### GIVEN ENTRIES
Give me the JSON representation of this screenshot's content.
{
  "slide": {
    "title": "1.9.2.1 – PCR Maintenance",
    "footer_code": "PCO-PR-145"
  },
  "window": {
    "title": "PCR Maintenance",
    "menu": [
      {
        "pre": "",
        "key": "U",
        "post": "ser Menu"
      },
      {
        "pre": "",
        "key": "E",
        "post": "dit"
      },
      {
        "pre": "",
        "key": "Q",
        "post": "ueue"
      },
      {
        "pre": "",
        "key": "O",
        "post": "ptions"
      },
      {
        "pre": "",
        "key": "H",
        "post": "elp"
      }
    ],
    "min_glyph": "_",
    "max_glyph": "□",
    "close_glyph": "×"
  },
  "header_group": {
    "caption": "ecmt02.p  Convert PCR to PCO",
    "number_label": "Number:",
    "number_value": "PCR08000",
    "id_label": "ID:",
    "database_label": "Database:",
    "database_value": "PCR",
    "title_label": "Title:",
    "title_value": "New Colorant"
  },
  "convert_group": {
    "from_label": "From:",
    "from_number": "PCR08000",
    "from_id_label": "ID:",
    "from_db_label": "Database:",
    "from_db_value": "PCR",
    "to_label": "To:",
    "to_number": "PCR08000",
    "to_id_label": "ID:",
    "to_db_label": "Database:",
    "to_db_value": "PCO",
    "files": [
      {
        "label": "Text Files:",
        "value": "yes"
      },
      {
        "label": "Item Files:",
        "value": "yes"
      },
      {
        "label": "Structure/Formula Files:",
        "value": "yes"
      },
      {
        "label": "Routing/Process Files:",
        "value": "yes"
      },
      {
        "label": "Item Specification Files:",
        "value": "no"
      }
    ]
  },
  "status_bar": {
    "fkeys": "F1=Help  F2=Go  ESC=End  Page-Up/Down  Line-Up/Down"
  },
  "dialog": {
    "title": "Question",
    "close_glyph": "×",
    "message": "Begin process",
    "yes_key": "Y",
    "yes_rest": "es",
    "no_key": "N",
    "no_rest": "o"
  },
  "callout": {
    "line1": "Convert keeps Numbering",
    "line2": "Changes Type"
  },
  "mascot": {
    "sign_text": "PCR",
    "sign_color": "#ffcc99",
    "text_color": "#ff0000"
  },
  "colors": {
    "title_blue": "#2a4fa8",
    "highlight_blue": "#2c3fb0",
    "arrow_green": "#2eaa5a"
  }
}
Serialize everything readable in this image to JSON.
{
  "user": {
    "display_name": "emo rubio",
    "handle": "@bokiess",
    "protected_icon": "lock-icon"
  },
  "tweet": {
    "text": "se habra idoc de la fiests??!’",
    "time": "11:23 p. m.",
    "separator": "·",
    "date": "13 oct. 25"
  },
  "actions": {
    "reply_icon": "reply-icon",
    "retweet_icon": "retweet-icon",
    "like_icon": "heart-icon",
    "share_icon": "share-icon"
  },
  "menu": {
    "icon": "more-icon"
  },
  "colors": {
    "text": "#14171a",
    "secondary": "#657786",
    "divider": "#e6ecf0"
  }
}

### WORK TO BE COMPLETED
Collect each line above holding the string "this".

### EXERCISE RESULT
Give me the JSON representation of this screenshot's content.
Serialize everything readable in this image to JSON.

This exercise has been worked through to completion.